#### PROMPT A
Repeat the listing word for word, starting at its first line and ending at the line that contains "day-number: 2 (22, 194, 119, 209)".

· · ·

20 June 2017
Erin Lynch, Director
Employers focus a lot on sexual harassment. This is largely due to its prevalence and the impact it can have on an organisation. The Australian Human Rights Commission conducted a national survey in 2012 which found that, over the previous five year period, one in four women and one in six men were sexually harassed in the course of their employment.1
In terms of the impact on an organisation, sexual harassment can lead to:
- emotional and physical damage;
- a hostile working environment;
- criminal liability;
- vicarious liability; and
- public scrutiny.
Given the focus on sexual harassment and our knowledge about its impact, what are the questions we have always wanted to ask, but were too afraid?
Appearance, dress and personality, do they lead to sexual harassment?
It is not uncommon in discussions around allegations of sexual harassment to hear phrases such as “did you see what he or she was wearing” or “but they never said they didn’t like it”.
The case law tells us that while a person’s appearance, dress, personality or conduct may be factors that are considered when allegations of sexual harassment arise, they will not ultimately determine whether a finding of sexual harassment is made. What needs to be determined is whether the perpetrator’s conduct amounted to sexual harassment. The legal elements of sexual harassment are not based on how the alleged harasser saw the situation or the factors that influenced his or her views.
For example, in Collins v Smith (Human Rights)  VCAT 1029, an alleged change in the victim’s behaviour, and a suggestion that by continuing to place herself in close proximity to the perpetrator (including requesting meetings with him after hours), the victim had herself engaged in behaviour that was not consistent with the conduct she alleged against the perpetrator, were addressed. While accepted as relevant considerations, it was noted that “it is not appropriate to criticise the employee on the basis that she should have handled the sexual harassment better or should have stormed out of the room or escaped from the harasser earlier”.
Further, in Trolan v WD Gelle Insurance and Finance Brokers Pty Ltd  NSWDC, the defendant’s submissions sought to criticise the plaintiff’s credit and focussed on what the Court considered to be irrelevant matters. These centred around the perpetrator’s after hours visits to the complainant’s home for business purposes and a suggestion that she was shown in photographs (taken at the home) to have been wearing a short dress well above knee height.
Can a customer or client sexually harass an employee?
If you walked into most workplaces today, you would find policies and procedures around discriminatory behaviour and sexual harassment by employees. But you are far less likely to find policies and procedures that address situations and potential liability where a customer or client acts in a discriminatory or harassing manner towards an organisation’s employees.
Under the Sex Discrimination Act 1984 (Cth) (“SD Act”) it is unlawful for any person to sexually harass another in the course of seeking or receiving the provision of goods, services or facilities from another person. This creates an obligation on a customer or client to refrain from sexually harassing employees. Additionally, employers who “cause, instruct, induce, aid or permit” another person to do an act that is unlawful under the SD Act may be found liable for the conduct.
This means that if an employer has knowledge of sexually harassing behaviour by a customer or client that affects their employees and does not take all reasonable steps to stop that behaviour, then it may be “permitting” the person to engage in acts that are unlawful under the SD Act.
Personal relationships at work – how should they be treated?

· · ·

#### PROMPT B
In the article on sexual harassment at work, what share of women did the 2012 national survey find had been sexually harassed during their employment over the previous five years?

#### Dataset records
· · ·

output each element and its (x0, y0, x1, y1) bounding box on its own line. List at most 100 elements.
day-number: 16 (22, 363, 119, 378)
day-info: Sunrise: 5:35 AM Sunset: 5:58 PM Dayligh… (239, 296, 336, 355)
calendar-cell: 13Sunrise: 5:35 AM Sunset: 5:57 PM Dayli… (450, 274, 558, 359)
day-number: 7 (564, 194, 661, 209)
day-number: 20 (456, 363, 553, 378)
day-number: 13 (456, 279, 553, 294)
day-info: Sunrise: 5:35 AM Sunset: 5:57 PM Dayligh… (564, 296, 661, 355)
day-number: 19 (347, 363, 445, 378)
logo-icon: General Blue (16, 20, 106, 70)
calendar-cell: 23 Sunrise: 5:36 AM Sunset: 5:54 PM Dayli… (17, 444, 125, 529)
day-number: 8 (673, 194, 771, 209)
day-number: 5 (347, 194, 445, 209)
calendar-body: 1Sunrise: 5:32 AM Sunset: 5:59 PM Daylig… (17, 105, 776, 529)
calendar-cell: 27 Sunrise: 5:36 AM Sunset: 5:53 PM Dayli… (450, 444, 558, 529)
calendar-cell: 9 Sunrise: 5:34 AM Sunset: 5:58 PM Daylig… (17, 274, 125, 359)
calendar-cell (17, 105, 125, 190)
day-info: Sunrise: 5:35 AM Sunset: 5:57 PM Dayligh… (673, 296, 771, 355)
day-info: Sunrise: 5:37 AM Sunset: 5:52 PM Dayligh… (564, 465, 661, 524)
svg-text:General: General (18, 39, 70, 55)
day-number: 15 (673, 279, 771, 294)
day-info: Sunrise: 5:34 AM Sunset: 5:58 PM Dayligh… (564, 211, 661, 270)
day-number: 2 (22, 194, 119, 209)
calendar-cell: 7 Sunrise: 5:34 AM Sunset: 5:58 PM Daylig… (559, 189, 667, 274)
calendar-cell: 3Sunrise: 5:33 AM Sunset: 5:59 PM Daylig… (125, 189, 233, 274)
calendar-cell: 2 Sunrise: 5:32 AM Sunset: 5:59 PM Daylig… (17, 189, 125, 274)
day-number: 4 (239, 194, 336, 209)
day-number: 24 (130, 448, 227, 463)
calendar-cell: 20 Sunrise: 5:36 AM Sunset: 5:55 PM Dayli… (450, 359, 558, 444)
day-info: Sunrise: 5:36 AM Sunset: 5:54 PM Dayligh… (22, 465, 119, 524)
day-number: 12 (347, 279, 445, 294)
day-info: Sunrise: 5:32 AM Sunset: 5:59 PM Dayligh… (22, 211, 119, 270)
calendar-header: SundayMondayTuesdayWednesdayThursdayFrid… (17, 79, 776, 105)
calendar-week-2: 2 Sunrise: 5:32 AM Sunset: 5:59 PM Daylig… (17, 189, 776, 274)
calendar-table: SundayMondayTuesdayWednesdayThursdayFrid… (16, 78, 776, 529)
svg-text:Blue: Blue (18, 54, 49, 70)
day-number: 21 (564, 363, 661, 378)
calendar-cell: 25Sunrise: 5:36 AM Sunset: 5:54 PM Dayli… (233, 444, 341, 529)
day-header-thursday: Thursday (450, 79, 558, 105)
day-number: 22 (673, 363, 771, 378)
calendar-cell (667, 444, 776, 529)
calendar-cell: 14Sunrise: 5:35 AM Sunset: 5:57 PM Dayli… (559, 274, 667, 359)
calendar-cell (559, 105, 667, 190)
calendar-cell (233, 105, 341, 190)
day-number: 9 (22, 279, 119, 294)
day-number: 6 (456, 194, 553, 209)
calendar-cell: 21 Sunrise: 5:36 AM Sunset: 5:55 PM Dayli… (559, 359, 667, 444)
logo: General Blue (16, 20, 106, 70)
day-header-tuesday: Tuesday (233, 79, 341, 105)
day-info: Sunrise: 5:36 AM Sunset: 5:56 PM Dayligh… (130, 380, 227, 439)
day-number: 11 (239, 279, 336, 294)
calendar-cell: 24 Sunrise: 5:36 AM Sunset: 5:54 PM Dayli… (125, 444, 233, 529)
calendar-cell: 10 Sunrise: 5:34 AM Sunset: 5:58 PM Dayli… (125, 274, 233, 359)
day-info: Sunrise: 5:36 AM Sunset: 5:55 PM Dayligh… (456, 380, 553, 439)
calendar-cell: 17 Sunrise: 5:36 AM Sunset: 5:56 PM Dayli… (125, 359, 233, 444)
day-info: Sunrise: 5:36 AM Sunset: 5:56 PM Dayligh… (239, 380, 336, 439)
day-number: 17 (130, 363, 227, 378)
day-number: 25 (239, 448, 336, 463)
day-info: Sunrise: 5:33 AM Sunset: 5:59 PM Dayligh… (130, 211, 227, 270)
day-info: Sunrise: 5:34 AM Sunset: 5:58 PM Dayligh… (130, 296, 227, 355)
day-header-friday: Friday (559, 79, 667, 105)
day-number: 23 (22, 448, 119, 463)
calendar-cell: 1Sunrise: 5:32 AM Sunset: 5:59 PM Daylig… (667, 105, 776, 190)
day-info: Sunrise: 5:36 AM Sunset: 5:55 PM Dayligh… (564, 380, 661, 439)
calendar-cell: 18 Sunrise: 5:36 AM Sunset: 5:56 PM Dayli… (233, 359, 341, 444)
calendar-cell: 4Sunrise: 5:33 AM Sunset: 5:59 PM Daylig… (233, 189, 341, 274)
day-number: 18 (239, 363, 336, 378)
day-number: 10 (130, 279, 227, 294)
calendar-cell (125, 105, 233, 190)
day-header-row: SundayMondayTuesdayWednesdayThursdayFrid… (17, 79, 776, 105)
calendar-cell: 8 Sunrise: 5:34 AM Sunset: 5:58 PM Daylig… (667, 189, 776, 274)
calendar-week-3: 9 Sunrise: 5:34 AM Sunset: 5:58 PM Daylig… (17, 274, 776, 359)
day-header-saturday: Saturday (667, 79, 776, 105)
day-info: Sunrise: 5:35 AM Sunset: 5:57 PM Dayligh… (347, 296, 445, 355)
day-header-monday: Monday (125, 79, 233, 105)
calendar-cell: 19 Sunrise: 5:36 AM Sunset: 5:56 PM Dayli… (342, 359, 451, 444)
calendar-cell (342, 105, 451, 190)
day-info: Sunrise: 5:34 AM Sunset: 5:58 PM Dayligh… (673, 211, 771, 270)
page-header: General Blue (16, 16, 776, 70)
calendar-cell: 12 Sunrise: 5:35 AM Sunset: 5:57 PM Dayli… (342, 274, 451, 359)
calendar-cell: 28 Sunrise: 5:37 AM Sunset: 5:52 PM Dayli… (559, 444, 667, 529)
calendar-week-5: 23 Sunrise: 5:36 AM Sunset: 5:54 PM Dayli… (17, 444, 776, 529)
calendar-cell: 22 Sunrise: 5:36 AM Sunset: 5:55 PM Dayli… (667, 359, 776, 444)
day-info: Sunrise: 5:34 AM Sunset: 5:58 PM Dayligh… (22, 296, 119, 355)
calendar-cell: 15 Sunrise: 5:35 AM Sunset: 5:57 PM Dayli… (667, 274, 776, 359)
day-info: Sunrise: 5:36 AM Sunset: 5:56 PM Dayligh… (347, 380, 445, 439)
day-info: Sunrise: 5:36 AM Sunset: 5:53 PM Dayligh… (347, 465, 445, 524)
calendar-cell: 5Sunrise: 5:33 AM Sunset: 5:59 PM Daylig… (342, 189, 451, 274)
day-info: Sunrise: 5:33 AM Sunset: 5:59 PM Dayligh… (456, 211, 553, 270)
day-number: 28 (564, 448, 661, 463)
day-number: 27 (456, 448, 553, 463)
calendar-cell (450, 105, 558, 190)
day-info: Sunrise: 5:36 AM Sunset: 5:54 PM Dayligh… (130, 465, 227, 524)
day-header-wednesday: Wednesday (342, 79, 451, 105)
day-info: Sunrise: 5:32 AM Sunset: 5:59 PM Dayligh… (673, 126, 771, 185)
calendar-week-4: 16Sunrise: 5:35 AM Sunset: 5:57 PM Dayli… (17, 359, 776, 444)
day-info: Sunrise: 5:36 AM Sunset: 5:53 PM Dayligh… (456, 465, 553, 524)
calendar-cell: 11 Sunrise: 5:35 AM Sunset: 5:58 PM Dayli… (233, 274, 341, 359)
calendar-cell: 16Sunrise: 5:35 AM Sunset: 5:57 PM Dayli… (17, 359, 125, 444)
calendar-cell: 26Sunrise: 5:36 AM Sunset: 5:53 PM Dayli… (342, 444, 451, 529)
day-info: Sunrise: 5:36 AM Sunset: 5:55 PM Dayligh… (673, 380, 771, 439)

· · ·

#### EXERCISE SOLUTION A
output each element and its (x0, y0, x1, y1) bounding box on its own line. List at most 100 elements.
day-number: 16 (22, 363, 119, 378)
day-info: Sunrise: 5:35 AM Sunset: 5:58 PM Dayligh… (239, 296, 336, 355)
calendar-cell: 13Sunrise: 5:35 AM Sunset: 5:57 PM Dayli… (450, 274, 558, 359)
day-number: 7 (564, 194, 661, 209)
day-number: 20 (456, 363, 553, 378)
day-number: 13 (456, 279, 553, 294)
day-info: Sunrise: 5:35 AM Sunset: 5:57 PM Dayligh… (564, 296, 661, 355)
day-number: 19 (347, 363, 445, 378)
logo-icon: General Blue (16, 20, 106, 70)
calendar-cell: 23 Sunrise: 5:36 AM Sunset: 5:54 PM Dayli… (17, 444, 125, 529)
day-number: 8 (673, 194, 771, 209)
day-number: 5 (347, 194, 445, 209)
calendar-body: 1Sunrise: 5:32 AM Sunset: 5:59 PM Daylig… (17, 105, 776, 529)
calendar-cell: 27 Sunrise: 5:36 AM Sunset: 5:53 PM Dayli… (450, 444, 558, 529)
calendar-cell: 9 Sunrise: 5:34 AM Sunset: 5:58 PM Daylig… (17, 274, 125, 359)
calendar-cell (17, 105, 125, 190)
day-info: Sunrise: 5:35 AM Sunset: 5:57 PM Dayligh… (673, 296, 771, 355)
day-info: Sunrise: 5:37 AM Sunset: 5:52 PM Dayligh… (564, 465, 661, 524)
svg-text:General: General (18, 39, 70, 55)
day-number: 15 (673, 279, 771, 294)
day-info: Sunrise: 5:34 AM Sunset: 5:58 PM Dayligh… (564, 211, 661, 270)
day-number: 2 (22, 194, 119, 209)

#### EXERCISE SOLUTION B
One in four women.